Problem statement: Select every line holding the word "colorbar" and copy it.
───── Provided data
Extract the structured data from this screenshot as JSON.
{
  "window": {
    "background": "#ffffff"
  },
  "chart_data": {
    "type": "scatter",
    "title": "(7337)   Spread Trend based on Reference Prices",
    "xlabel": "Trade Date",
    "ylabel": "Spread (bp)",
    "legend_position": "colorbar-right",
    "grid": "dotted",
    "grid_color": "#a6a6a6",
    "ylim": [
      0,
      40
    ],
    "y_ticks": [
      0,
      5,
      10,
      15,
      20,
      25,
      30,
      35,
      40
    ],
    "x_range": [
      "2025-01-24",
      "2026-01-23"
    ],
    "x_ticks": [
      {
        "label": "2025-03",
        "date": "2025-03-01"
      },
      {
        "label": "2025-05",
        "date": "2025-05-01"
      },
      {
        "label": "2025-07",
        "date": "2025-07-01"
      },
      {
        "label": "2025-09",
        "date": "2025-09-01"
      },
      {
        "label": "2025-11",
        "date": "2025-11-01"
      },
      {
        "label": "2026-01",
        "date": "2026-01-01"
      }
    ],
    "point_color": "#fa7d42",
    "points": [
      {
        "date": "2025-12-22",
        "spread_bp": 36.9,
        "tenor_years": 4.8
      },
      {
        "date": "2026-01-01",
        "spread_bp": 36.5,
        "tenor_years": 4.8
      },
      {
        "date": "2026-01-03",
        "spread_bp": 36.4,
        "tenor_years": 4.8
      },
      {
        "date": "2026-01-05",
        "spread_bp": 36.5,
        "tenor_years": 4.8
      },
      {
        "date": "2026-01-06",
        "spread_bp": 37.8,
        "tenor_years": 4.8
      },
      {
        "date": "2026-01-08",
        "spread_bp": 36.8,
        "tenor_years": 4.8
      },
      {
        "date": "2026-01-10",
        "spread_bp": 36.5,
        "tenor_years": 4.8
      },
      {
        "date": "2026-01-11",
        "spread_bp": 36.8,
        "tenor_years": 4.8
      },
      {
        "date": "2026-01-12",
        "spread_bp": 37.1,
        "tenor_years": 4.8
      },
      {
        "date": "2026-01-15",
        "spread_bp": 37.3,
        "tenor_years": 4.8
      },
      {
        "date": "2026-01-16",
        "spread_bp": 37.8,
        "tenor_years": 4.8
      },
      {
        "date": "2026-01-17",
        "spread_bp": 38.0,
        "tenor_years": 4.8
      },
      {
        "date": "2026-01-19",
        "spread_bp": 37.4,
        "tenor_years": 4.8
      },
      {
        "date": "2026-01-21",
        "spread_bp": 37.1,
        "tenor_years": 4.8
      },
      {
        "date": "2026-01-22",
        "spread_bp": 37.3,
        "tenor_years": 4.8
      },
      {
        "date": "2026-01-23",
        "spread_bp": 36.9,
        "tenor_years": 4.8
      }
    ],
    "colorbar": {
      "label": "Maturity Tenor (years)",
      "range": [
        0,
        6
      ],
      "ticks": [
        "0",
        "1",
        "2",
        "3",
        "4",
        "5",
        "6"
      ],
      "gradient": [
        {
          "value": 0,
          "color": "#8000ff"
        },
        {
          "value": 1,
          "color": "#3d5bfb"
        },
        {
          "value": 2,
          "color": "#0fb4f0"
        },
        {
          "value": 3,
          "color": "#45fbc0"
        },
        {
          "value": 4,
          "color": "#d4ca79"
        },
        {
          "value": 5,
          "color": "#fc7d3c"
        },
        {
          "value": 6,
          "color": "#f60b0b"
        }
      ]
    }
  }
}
──────────
Result of the exercise:
    "legend_position": "colorbar-right",
    "colorbar": {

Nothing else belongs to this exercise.